--- Begin Working data ---

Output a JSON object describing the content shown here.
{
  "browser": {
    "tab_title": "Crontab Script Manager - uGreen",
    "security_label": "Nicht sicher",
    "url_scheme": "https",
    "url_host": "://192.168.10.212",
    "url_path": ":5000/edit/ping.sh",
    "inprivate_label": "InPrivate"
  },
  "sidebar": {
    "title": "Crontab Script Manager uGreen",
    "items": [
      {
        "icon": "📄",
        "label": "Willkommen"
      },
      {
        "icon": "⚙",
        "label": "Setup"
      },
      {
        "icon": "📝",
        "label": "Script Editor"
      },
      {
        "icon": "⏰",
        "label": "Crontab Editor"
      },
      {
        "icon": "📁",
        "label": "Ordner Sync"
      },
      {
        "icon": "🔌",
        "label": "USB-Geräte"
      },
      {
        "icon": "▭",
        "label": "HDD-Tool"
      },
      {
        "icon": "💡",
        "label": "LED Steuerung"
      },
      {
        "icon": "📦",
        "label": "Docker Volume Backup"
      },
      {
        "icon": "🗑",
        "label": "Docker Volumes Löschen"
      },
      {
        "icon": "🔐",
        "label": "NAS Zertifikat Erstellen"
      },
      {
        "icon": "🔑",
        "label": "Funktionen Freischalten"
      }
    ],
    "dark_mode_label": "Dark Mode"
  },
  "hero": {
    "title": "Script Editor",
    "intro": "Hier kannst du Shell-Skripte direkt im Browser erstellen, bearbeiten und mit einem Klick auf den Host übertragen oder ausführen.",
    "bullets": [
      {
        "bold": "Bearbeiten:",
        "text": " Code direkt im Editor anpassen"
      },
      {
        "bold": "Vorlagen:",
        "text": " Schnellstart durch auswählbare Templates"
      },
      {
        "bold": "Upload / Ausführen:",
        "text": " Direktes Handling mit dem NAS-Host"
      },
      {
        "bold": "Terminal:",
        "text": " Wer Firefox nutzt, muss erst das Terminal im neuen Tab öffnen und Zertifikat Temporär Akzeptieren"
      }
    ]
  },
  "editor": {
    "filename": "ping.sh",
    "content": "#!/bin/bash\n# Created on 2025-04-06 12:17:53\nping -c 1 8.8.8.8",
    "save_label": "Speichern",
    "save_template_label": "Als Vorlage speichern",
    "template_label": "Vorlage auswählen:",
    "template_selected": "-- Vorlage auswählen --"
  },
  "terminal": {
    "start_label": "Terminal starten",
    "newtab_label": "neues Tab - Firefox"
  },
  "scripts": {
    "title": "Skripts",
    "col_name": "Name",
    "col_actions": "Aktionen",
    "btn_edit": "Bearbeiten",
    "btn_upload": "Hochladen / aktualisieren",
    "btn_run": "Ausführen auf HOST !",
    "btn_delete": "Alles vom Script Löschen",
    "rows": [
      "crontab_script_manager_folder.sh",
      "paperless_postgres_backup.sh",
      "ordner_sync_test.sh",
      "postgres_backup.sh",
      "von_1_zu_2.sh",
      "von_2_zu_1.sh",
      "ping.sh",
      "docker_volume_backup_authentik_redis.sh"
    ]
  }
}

--- End Working data ---

-- The problem --
Extract every line above that contains the word "bold".

-- Output for this exercise --
        "bold": "Bearbeiten:",
        "bold": "Vorlagen:",
        "bold": "Upload / Ausführen:",
        "bold": "Terminal:",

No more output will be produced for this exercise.